Copy the lines below word for word, from the first line of the data items through the line that contains "data-point (922, 949, 936, 963)", including both.

[START OF Given entries]

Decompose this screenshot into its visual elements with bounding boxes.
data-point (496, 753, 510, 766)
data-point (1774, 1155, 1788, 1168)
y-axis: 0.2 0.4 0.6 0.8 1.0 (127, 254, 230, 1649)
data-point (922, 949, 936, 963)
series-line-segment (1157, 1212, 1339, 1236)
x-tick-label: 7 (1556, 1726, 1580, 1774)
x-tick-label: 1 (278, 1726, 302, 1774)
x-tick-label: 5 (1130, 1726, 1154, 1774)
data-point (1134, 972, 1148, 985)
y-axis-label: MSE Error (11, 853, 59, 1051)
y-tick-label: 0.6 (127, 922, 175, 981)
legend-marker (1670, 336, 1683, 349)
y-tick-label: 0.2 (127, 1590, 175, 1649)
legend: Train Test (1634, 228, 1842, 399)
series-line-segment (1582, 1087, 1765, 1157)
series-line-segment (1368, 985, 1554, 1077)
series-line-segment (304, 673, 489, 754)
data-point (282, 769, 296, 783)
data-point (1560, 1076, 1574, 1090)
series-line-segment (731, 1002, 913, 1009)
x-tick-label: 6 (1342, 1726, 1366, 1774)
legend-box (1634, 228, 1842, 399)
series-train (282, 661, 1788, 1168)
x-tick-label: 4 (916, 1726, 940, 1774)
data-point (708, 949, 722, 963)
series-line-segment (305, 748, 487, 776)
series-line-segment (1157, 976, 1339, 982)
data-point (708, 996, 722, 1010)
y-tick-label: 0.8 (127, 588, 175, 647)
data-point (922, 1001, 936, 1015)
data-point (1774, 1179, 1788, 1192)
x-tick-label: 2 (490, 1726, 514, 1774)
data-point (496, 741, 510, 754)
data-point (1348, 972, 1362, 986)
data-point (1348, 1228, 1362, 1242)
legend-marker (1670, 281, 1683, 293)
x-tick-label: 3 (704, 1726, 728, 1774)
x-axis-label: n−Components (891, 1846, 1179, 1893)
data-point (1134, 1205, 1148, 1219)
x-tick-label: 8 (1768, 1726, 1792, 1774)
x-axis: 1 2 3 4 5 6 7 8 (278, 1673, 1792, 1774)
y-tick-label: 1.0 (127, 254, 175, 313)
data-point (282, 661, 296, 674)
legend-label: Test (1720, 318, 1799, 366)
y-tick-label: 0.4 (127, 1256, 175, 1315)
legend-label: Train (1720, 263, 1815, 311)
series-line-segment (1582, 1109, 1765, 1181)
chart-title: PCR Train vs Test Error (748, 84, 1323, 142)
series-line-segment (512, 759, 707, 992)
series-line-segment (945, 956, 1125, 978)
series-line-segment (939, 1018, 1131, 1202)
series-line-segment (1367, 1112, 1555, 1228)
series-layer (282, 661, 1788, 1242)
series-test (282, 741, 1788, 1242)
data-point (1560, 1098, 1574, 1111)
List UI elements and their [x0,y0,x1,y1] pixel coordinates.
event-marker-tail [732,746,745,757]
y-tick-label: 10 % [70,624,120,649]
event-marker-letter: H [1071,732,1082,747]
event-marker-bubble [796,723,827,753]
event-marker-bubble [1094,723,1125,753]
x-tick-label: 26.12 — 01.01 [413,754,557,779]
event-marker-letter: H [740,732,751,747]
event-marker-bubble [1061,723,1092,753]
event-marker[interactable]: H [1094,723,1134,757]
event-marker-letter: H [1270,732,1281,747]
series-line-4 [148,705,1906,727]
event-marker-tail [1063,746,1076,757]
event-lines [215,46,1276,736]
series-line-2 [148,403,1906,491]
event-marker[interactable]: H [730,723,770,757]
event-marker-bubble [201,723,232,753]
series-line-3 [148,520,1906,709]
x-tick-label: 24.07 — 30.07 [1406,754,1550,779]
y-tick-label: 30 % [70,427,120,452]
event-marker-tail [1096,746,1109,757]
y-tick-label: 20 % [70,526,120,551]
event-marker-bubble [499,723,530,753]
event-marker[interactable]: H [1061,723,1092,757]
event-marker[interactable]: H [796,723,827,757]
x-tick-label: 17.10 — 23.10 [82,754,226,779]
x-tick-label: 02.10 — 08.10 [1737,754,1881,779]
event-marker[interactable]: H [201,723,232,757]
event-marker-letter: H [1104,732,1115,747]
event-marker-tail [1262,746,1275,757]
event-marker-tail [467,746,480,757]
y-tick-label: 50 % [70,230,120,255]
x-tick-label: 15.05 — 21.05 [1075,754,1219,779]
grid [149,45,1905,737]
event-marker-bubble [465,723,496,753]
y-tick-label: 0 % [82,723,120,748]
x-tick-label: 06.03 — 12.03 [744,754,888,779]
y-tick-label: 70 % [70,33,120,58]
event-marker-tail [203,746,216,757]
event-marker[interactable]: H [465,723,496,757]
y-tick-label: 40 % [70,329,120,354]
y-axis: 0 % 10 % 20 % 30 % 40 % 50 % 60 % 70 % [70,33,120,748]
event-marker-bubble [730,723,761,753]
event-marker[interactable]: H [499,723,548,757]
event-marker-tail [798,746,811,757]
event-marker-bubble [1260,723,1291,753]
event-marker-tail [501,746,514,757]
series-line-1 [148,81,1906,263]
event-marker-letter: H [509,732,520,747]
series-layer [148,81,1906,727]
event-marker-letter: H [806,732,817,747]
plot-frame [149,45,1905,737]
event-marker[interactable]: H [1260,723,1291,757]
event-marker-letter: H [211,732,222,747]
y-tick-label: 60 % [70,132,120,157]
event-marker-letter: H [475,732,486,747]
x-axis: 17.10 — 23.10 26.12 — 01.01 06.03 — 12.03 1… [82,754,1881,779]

[END OF Given entries]

__Expected output__
Decompose this screenshot into its visual elements with bounding boxes.
data-point (496, 753, 510, 766)
data-point (1774, 1155, 1788, 1168)
y-axis: 0.2 0.4 0.6 0.8 1.0 (127, 254, 230, 1649)
data-point (922, 949, 936, 963)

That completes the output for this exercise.